→ The task
Each entry below is to be printed verbatim.

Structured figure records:
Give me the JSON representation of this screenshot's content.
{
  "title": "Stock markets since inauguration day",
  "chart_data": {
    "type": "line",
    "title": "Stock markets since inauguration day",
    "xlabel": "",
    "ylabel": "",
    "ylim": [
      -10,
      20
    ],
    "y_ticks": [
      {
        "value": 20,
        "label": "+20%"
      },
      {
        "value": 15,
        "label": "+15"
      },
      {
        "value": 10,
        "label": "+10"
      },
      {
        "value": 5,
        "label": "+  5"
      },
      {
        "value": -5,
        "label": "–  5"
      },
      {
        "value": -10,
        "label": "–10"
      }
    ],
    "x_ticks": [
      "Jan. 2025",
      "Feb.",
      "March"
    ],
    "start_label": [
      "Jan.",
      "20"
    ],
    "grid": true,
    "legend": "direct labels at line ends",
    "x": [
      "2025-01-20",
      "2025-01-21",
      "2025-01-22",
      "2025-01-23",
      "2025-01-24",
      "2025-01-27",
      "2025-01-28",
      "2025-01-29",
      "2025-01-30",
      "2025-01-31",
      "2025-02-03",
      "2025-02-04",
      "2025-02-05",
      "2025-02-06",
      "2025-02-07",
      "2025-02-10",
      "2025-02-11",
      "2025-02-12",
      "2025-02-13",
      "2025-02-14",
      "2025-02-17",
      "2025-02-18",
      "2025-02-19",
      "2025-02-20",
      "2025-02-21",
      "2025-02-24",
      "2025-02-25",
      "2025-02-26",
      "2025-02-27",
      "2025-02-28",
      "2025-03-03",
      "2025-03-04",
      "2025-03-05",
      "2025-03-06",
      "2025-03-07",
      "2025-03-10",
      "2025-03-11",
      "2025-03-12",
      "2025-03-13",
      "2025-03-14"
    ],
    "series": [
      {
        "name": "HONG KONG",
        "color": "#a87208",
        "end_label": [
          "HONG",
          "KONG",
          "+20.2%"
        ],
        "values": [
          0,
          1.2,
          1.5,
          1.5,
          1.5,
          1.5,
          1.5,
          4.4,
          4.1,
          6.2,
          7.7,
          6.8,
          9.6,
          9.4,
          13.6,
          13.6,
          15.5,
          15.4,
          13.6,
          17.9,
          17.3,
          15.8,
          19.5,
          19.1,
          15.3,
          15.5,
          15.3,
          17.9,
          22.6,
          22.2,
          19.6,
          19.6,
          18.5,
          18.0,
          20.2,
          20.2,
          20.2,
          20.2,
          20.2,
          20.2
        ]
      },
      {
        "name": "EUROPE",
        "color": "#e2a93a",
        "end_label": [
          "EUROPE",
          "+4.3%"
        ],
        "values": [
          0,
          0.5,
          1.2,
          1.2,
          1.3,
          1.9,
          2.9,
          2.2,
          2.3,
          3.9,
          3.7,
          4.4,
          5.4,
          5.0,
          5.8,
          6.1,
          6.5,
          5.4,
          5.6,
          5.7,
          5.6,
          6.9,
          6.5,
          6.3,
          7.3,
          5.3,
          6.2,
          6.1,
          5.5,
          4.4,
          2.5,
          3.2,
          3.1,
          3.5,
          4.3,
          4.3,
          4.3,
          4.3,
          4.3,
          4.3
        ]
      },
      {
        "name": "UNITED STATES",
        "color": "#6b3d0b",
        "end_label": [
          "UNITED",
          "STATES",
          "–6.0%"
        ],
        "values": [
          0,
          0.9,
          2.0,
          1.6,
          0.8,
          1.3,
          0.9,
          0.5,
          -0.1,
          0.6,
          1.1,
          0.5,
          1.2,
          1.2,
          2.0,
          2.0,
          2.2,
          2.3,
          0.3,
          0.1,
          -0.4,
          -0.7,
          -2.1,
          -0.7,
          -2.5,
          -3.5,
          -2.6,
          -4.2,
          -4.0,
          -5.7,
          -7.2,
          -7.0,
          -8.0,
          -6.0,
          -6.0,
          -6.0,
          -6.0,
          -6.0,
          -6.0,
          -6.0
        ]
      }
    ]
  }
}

→ Correct result
Give me the JSON representation of this screenshot's content.
{
  "title": "Stock markets since inauguration day",
  "chart_data": {
    "type": "line",
    "title": "Stock markets since inauguration day",
    "xlabel": "",
    "ylabel": "",
    "ylim": [
      -10,
      20
    ],
    "y_ticks": [
      {
        "value": 20,
        "label": "+20%"
      },
      {
        "value": 15,
        "label": "+15"
      },
      {
        "value": 10,
        "label": "+10"
      },
      {
        "value": 5,
        "label": "+  5"
      },
      {
        "value": -5,
        "label": "–  5"
      },
      {
        "value": -10,
        "label": "–10"
      }
    ],
    "x_ticks": [
      "Jan. 2025",
      "Feb.",
      "March"
    ],
    "start_label": [
      "Jan.",
      "20"
    ],
    "grid": true,
    "legend": "direct labels at line ends",
    "x": [
      "2025-01-20",
      "2025-01-21",
      "2025-01-22",
      "2025-01-23",
      "2025-01-24",
      "2025-01-27",
      "2025-01-28",
      "2025-01-29",
      "2025-01-30",
      "2025-01-31",
      "2025-02-03",
      "2025-02-04",
      "2025-02-05",
      "2025-02-06",
      "2025-02-07",
      "2025-02-10",
      "2025-02-11",
      "2025-02-12",
      "2025-02-13",
      "2025-02-14",
      "2025-02-17",
      "2025-02-18",
      "2025-02-19",
      "2025-02-20",
      "2025-02-21",
      "2025-02-24",
      "2025-02-25",
      "2025-02-26",
      "2025-02-27",
      "2025-02-28",
      "2025-03-03",
      "2025-03-04",
      "2025-03-05",
      "2025-03-06",
      "2025-03-07",
      "2025-03-10",
      "2025-03-11",
      "2025-03-12",
      "2025-03-13",
      "2025-03-14"
    ],
    "series": [
      {
        "name": "HONG KONG",
        "color": "#a87208",
        "end_label": [
          "HONG",
          "KONG",
          "+20.2%"
        ],
        "values": [
          0,
          1.2,
          1.5,
          1.5,
          1.5,
          1.5,
          1.5,
          4.4,
          4.1,
          6.2,
          7.7,
          6.8,
          9.6,
          9.4,
          13.6,
          13.6,
          15.5,
          15.4,
          13.6,
          17.9,
          17.3,
          15.8,
          19.5,
          19.1,
          15.3,
          15.5,
          15.3,
          17.9,
          22.6,
          22.2,
          19.6,
          19.6,
          18.5,
          18.0,
          20.2,
          20.2,
          20.2,
          20.2,
          20.2,
          20.2
        ]
      },
      {
        "name": "EUROPE",
        "color": "#e2a93a",
        "end_label": [
          "EUROPE",
          "+4.3%"
        ],
        "values": [
          0,
          0.5,
          1.2,
          1.2,
          1.3,
          1.9,
          2.9,
          2.2,
          2.3,
          3.9,
          3.7,
          4.4,
          5.4,
          5.0,
          5.8,
          6.1,
          6.5,
          5.4,
          5.6,
          5.7,
          5.6,
          6.9,
          6.5,
          6.3,
          7.3,
          5.3,
          6.2,
          6.1,
          5.5,
          4.4,
          2.5,
          3.2,
          3.1,
          3.5,
          4.3,
          4.3,
          4.3,
          4.3,
          4.3,
          4.3
        ]
      },
      {
        "name": "UNITED STATES",
        "color": "#6b3d0b",
        "end_label": [
          "UNITED",
          "STATES",
          "–6.0%"
        ],
        "values": [
          0,
          0.9,
          2.0,
          1.6,
          0.8,
          1.3,
          0.9,
          0.5,
          -0.1,
          0.6,
          1.1,
          0.5,
          1.2,
          1.2,
          2.0,
          2.0,
          2.2,
          2.3,
          0.3,
          0.1,
          -0.4,
          -0.7,
          -2.1,
          -0.7,
          -2.5,
          -3.5,
          -2.6,
          -4.2,
          -4.0,
          -5.7,
          -7.2,
          -7.0,
          -8.0,
          -6.0,
          -6.0,
          -6.0,
          -6.0,
          -6.0,
          -6.0,
          -6.0
        ]
      }
    ]
  }
}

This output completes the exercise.